=== TRECHO PARA ANÁLISE ===

ANA D´ANGELO: A nossa tentativa brasileira de regular a internet acabou flopando ano passado. Especialmente os artigos sobre o rastreamento deste primeiro emissor da desinformação nos apps de mensagem foram vetados. A questão fundamental é: os aplicativos de mensagens são, de fato, ferramentas interpessoais, para troca interpessoal, ou se transformaram em veículos de comunicação? Sendo assim, qual a regulação que cabe sobre os aplicativos de mensagens? Como você acredita que possa haver alguma regulação dessas ferramentas sem ferir a privacidade dos usuários?
FABRÍCIO BENEVENUTO: Precisa debater. A gente vive num espaço em que surge uma tecnologia nova, não existe uma lei para ela, vale-se da ética. Essas empresas realmente não estão se preocupando muito com valores éticos, morais, qual impacto que isso pode gerar para a sociedade, eles estão querendo ganhar do concorrente.
A gente como sociedade precisa chamar a atenção, sentar e criar uma regulação. Mas precisa ser com cuidado, porque qualquer regulamentação que fique “furada”, ela pode ser usada para perseguir as pessoas, para limitar a liberdade de expressão e ninguém quer isso.
Assim, ter alguma regulamentação malfeita seria um fiasco, o pior cenário.
Eu trabalho muito mais num lado que parece o lado do jornalismo, que é o de apontar o problema, mostrar, tentar fazer um esforço de mostrar o tamanho, a dimensão do problema e como ele está afetando a gente.

=== CONJUNTO DE DADOS ===

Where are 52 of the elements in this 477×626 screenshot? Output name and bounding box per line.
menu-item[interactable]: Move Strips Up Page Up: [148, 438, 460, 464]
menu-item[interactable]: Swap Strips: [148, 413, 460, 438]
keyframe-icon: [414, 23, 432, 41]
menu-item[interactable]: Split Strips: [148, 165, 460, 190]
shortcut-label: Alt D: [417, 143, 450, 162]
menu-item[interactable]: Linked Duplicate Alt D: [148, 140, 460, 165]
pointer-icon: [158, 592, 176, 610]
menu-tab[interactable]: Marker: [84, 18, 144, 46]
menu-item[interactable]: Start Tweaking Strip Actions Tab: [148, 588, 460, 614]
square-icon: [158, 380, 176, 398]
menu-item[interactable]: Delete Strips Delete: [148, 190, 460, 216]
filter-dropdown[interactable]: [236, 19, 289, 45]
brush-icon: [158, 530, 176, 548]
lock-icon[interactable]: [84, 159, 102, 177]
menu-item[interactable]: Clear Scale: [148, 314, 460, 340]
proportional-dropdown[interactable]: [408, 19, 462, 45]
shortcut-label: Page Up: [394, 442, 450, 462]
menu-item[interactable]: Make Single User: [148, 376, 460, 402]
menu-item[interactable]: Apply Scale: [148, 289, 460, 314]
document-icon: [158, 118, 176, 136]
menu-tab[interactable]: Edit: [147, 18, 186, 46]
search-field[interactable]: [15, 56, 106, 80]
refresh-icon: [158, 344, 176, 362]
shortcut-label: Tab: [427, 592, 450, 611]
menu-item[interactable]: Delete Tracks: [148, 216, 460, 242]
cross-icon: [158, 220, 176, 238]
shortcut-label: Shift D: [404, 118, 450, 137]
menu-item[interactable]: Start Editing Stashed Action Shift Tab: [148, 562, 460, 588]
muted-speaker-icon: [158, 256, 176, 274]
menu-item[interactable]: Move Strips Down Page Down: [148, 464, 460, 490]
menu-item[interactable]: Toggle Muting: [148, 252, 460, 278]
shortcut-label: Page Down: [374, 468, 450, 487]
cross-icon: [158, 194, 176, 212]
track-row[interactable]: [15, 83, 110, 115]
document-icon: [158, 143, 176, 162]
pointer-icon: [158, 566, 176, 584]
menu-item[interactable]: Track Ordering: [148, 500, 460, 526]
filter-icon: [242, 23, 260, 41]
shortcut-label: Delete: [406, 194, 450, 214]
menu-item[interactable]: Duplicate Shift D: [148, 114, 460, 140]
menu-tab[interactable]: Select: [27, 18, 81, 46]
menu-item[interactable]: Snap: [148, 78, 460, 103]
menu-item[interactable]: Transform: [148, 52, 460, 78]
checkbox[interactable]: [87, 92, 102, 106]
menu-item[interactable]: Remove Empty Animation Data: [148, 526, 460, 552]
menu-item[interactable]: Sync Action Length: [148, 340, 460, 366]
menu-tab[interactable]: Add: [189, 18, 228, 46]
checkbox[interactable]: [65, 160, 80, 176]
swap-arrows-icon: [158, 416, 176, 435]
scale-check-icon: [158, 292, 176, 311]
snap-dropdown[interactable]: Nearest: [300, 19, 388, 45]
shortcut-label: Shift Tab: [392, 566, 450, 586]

===

EXERCÍCIOS
• A. Copie sem mudar nada, do trecho sobre a regulação dos apps de mensagem, tudo o que vai de "FABRÍCIO BENEVENUTO: Precisa" até "ninguém quer isso.".
• B. Continue o trecho sobre a regulação dos apps de mensagem a partir do ponto em que ele para.
Não é preciso usar as entradas.

RESPOSTAS DOS EXERCÍCIOS
• A.
FABRÍCIO BENEVENUTO: Precisa debater. A gente vive num espaço em que surge uma tecnologia nova, não existe uma lei para ela, vale-se da ética. Essas empresas realmente não estão se preocupando muito com valores éticos, morais, qual impacto que isso pode gerar para a sociedade, eles estão querendo ganhar do concorrente.
A gente como sociedade precisa chamar a atenção, sentar e criar uma regulação. Mas precisa ser com cuidado, porque qualquer regulamentação que fique “furada”, ela pode ser usada para perseguir as pessoas, para limitar a liberdade de expressão e ninguém quer isso.

• B.
ANA D´ANGELO: Fabrício, você falou aí de vários setores que estão trabalhando no combate à desinformação, Direito, Comunicação, Computação. É possível a gente vislumbrar um esforço coletivo e contemplar políticas públicas na direção de um ambiente digital mais saudável? Especialmente agora que houve aprovação da Lei de Serviços Digitais na União Europeia, acredita que vá chegar a vez do Sul Global?
FABRÍCIO BENEVENUTO: Eu tenho esperança de que sim. Tem vários pontos consensuais no nosso projeto de regulação que está no Congresso, como, por exemplo, a obrigatoriedade de a empresa ter sede e um representante no Brasil. Mais cedo ou mais tarde, este pacote básico vai ser aprovado.
Não sei se vai resolver todos os problemas, porque tudo é muito novo, ainda surge tecnologia que se adapta. Quando a lei entra em vigor chega uma coisa nova e ela acaba tendo um papel disruptivo no que existe em termos de legalidade.
O caminho passa por uma construção dentre as várias áreas. A computação faz a medição dos dados e chega nos espaços mais difíceis de ir, o jornalismo mostra que a campanha desinformativa está acontecendo ali e o Direito pode entender mais profundamente o problema. É um problemão que a sociedade está vivendo hoje,
ANA D´ANGELO: Vocês continuam com o projeto ano que vem? Eu fiquei sabendo que vocês estão sem dinheiro para alguns projetos, quer aproveitar o espaço para ´chorar as pitangas´?
FABRÍCIO BENEVENUTO: Nosso projeto teve bons financiamentos nesse período entre as duas eleições, mas hoje o financiamento de pesquisa está inexistente praticamente. Eu quero muito que na próxima eleição a gente consiga atuar novamente, eu acho que a gente tem que monitorar propaganda no Youtube, no Facebook, a gente tem que monitorar Telegram, WhatsApp, a gente precisa dar toda a atenção para os vários espaços onde as campanhas de desinformação podem acontecer, e para isso a gente precisa de financiamento, parcerias. Eu acho que a gente está totalmente aberto aí, nossos financiamentos terminaram agora nessa última eleição, então a gente tem que sentar e programar o que vem pela frente com uma certa urgência.